#### [EXERCISE TASK]
Pull every line that holds the word "average" from the entries.

-------- MATERIAL FOR THIS TASK --------

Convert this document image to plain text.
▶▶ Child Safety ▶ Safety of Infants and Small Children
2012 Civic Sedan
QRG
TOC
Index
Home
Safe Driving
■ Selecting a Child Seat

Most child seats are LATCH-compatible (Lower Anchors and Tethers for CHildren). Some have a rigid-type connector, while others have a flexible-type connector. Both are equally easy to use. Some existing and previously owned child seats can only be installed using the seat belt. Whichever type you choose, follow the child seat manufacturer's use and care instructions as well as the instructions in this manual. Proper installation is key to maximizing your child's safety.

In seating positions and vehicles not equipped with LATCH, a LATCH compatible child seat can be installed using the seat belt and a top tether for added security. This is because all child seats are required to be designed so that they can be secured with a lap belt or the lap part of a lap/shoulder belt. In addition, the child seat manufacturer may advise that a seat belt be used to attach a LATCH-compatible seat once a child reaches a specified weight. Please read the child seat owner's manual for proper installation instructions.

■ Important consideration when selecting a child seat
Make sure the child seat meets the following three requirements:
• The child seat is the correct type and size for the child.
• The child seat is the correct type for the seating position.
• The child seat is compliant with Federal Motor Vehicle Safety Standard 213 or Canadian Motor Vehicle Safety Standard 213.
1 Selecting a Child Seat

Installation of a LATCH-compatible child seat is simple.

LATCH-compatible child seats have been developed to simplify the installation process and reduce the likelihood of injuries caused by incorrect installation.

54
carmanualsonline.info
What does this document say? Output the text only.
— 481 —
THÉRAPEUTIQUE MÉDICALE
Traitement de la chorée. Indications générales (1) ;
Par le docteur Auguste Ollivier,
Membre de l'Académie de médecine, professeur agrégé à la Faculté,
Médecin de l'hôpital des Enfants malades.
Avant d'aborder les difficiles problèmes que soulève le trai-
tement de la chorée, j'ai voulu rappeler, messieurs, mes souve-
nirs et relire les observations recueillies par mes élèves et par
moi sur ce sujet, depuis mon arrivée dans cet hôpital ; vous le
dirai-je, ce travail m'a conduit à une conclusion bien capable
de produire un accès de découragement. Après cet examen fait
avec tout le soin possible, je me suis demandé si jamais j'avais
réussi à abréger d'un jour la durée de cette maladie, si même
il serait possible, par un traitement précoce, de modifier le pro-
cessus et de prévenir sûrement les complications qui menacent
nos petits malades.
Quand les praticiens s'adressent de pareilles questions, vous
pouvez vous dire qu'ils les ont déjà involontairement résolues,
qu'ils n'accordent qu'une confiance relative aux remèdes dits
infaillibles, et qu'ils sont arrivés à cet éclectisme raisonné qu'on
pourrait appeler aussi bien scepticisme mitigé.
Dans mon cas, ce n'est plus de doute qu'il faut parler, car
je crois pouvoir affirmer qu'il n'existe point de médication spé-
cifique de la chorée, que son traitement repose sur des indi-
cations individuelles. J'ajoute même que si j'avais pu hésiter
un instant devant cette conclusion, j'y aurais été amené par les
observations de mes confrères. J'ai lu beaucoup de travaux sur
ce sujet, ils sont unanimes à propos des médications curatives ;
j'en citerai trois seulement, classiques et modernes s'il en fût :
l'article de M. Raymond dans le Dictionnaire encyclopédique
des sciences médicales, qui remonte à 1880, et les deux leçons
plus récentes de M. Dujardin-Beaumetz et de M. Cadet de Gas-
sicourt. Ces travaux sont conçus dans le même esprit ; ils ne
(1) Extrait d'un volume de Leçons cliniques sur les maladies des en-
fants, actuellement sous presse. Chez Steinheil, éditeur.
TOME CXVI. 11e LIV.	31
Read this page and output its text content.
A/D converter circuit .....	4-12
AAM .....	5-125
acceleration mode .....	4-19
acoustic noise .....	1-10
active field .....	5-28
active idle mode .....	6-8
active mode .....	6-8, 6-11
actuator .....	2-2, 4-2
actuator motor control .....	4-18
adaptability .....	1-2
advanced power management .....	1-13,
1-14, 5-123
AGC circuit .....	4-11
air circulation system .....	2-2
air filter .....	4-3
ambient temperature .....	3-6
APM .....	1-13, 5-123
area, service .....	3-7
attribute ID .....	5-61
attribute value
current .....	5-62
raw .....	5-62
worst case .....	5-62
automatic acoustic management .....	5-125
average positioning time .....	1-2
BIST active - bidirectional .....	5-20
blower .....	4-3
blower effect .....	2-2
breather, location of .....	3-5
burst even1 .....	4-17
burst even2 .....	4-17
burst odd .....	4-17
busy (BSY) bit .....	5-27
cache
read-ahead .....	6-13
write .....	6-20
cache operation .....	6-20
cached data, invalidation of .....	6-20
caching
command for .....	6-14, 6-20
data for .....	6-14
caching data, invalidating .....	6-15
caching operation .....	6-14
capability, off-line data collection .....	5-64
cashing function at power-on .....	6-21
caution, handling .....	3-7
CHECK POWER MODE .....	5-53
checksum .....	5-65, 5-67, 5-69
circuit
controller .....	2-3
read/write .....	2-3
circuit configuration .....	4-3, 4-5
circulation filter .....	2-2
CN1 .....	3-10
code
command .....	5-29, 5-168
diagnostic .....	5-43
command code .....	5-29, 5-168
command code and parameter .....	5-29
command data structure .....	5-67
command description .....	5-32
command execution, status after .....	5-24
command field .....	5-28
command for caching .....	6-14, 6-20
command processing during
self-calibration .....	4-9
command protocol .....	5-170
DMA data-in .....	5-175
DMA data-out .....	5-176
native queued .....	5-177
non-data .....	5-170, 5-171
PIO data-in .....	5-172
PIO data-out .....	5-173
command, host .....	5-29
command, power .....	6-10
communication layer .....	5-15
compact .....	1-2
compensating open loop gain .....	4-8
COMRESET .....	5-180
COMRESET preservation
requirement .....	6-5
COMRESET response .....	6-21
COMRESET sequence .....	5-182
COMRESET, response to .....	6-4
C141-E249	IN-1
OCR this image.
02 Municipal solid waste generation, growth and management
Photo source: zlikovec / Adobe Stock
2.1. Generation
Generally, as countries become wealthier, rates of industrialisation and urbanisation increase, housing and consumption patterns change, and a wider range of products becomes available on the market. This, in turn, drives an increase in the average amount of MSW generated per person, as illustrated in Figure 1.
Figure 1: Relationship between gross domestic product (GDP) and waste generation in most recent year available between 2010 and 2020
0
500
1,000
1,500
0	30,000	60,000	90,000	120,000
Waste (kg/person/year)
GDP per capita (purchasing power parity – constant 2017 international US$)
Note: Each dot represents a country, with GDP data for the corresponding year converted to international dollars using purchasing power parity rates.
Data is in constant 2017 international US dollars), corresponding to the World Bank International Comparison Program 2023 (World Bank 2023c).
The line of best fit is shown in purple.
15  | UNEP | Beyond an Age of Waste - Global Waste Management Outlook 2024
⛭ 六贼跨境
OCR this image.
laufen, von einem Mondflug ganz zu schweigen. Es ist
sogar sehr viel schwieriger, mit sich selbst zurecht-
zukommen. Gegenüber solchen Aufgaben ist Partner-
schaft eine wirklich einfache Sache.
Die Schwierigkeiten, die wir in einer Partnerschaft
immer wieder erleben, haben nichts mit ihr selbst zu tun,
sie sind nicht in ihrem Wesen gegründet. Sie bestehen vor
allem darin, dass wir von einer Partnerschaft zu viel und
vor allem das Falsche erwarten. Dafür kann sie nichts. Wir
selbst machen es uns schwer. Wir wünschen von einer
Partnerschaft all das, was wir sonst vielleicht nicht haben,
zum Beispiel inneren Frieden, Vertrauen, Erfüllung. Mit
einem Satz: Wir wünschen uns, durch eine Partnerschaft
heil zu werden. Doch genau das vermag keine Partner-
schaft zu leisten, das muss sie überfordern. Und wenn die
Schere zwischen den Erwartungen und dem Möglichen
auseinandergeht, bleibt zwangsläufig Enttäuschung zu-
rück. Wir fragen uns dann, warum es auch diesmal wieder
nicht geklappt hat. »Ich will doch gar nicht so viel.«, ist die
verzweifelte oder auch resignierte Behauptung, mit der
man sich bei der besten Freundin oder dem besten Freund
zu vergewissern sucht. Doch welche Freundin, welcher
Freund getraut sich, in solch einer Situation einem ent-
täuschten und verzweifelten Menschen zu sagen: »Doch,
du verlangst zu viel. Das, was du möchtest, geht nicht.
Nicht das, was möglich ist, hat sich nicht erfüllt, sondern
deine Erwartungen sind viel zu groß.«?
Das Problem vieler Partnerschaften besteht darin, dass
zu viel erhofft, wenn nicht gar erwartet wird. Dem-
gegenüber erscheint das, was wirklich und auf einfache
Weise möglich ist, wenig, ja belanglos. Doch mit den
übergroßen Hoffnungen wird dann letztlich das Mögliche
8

--------

#### [SOLUTION TO THE EXERCISE]
average positioning time .....	1-2
Generally, as countries become wealthier, rates of industrialisation and urbanisation increase, housing and consumption patterns change, and a wider range of products becomes available on the market. This, in turn, drives an increase in the average amount of MSW generated per person, as illustrated in Figure 1.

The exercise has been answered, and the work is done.